## begin SOURCE RECORDS
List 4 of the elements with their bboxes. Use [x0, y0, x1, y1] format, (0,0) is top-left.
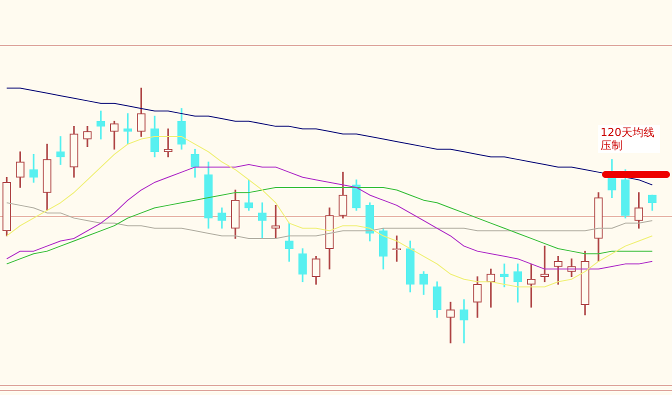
- candlestick: [460, 299, 468, 344]
- annotation: 120天均线压制: [598, 124, 660, 153]
- candlestick: [56, 136, 65, 165]
- candlestick: [446, 302, 455, 344]
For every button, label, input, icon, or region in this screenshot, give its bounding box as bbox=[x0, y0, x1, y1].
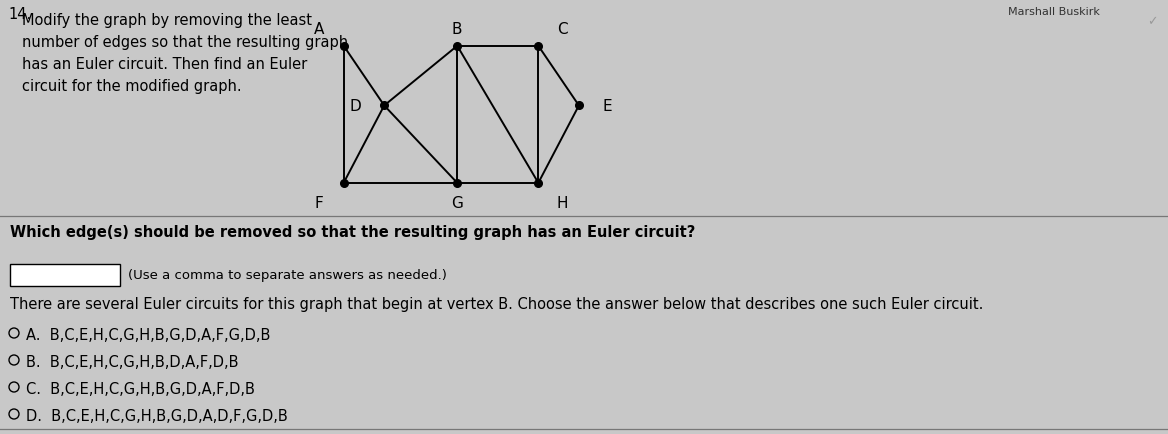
Text: (Use a comma to separate answers as needed.): (Use a comma to separate answers as need… bbox=[128, 269, 447, 282]
Text: circuit for the modified graph.: circuit for the modified graph. bbox=[22, 79, 242, 94]
Text: D.  B,C,E,H,C,G,H,B,G,D,A,D,F,G,D,B: D. B,C,E,H,C,G,H,B,G,D,A,D,F,G,D,B bbox=[26, 408, 287, 423]
Text: Marshall Buskirk: Marshall Buskirk bbox=[1008, 7, 1100, 17]
Text: A: A bbox=[314, 22, 325, 36]
Text: ✓: ✓ bbox=[1147, 15, 1157, 28]
Text: F: F bbox=[315, 196, 324, 211]
FancyBboxPatch shape bbox=[11, 264, 120, 286]
Text: Which edge(s) should be removed so that the resulting graph has an Euler circuit: Which edge(s) should be removed so that … bbox=[11, 224, 695, 240]
Text: B.  B,C,E,H,C,G,H,B,D,A,F,D,B: B. B,C,E,H,C,G,H,B,D,A,F,D,B bbox=[26, 354, 238, 369]
Text: G: G bbox=[451, 196, 464, 211]
Text: C.  B,C,E,H,C,G,H,B,G,D,A,F,D,B: C. B,C,E,H,C,G,H,B,G,D,A,F,D,B bbox=[26, 381, 255, 396]
Text: D: D bbox=[350, 99, 362, 114]
Text: H: H bbox=[557, 196, 569, 211]
Text: 14.: 14. bbox=[8, 7, 32, 22]
Text: There are several Euler circuits for this graph that begin at vertex B. Choose t: There are several Euler circuits for thi… bbox=[11, 296, 983, 311]
Text: has an Euler circuit. Then find an Euler: has an Euler circuit. Then find an Euler bbox=[22, 57, 307, 72]
Text: Modify the graph by removing the least: Modify the graph by removing the least bbox=[22, 13, 312, 28]
Text: B: B bbox=[452, 22, 463, 36]
Text: E: E bbox=[603, 99, 612, 114]
Text: number of edges so that the resulting graph: number of edges so that the resulting gr… bbox=[22, 35, 348, 50]
Text: A.  B,C,E,H,C,G,H,B,G,D,A,F,G,D,B: A. B,C,E,H,C,G,H,B,G,D,A,F,G,D,B bbox=[26, 327, 270, 342]
Text: C: C bbox=[557, 22, 568, 36]
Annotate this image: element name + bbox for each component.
## end SOURCE RECORDS
(TASK):
Please render every line above as a Markdown table with the columns Row and Line, numbering the rows and skipping any blank lines. Leave the pictures out.

(ANSWER FOR THIS EXERCISE):
| Row | Line |
|---|---|
| 1 | List 4 of the elements with their bboxes. Use [x0, y0, x1, y1] format, (0,0) is top-left. |
| 2 | - candlestick: [460, 299, 468, 344] |
| 3 | - annotation: 120天均线压制: [598, 124, 660, 153] |
| 4 | - candlestick: [56, 136, 65, 165] |
| 5 | - candlestick: [446, 302, 455, 344] |
| 6 | For every button, label, input, icon, or region in this screenshot, give its bounding box as bbox=[x0, y0, x1, y1]. |
| 7 | Text: (Use a comma to separate answers as needed.): (Use a comma to separate answers as need… bbox=[128, 269, 447, 282] |
| 8 | Text: circuit for the modified graph.: circuit for the modified graph. bbox=[22, 79, 242, 94] |
| 9 | Text: D.  B,C,E,H,C,G,H,B,G,D,A,D,F,G,D,B: D. B,C,E,H,C,G,H,B,G,D,A,D,F,G,D,B bbox=[26, 408, 287, 423] |
| 10 | Text: Marshall Buskirk: Marshall Buskirk bbox=[1008, 7, 1100, 17] |
| 11 | Text: A: A bbox=[314, 22, 325, 36] |
| 12 | Text: ✓: ✓ bbox=[1147, 15, 1157, 28] |
| 13 | Text: F: F bbox=[315, 196, 324, 211] |
| 14 | FancyBboxPatch shape bbox=[11, 264, 120, 286] |
| 15 | Text: Which edge(s) should be removed so that the resulting graph has an Euler circuit: Which edge(s) should be removed so that … bbox=[11, 224, 695, 240] |
| 16 | Text: B.  B,C,E,H,C,G,H,B,D,A,F,D,B: B. B,C,E,H,C,G,H,B,D,A,F,D,B bbox=[26, 354, 238, 369] |
| 17 | Text: G: G bbox=[451, 196, 464, 211] |
| 18 | Text: C.  B,C,E,H,C,G,H,B,G,D,A,F,D,B: C. B,C,E,H,C,G,H,B,G,D,A,F,D,B bbox=[26, 381, 255, 396] |
| 19 | Text: D: D bbox=[350, 99, 362, 114] |
| 20 | Text: H: H bbox=[557, 196, 569, 211] |
| 21 | Text: 14.: 14. bbox=[8, 7, 32, 22] |
| 22 | Text: There are several Euler circuits for this graph that begin at vertex B. Choose t: There are several Euler circuits for thi… bbox=[11, 296, 983, 311] |
| 23 | Text: has an Euler circuit. Then find an Euler: has an Euler circuit. Then find an Euler bbox=[22, 57, 307, 72] |
| 24 | Text: Modify the graph by removing the least: Modify the graph by removing the least bbox=[22, 13, 312, 28] |
| 25 | Text: B: B bbox=[452, 22, 463, 36] |
| 26 | Text: E: E bbox=[603, 99, 612, 114] |
| 27 | Text: number of edges so that the resulting graph: number of edges so that the resulting gr… bbox=[22, 35, 348, 50] |
| 28 | Text: A.  B,C,E,H,C,G,H,B,G,D,A,F,G,D,B: A. B,C,E,H,C,G,H,B,G,D,A,F,G,D,B bbox=[26, 327, 270, 342] |
| 29 | Text: C: C bbox=[557, 22, 568, 36] |
| 30 | Annotate this image: element name + bbox for each component. |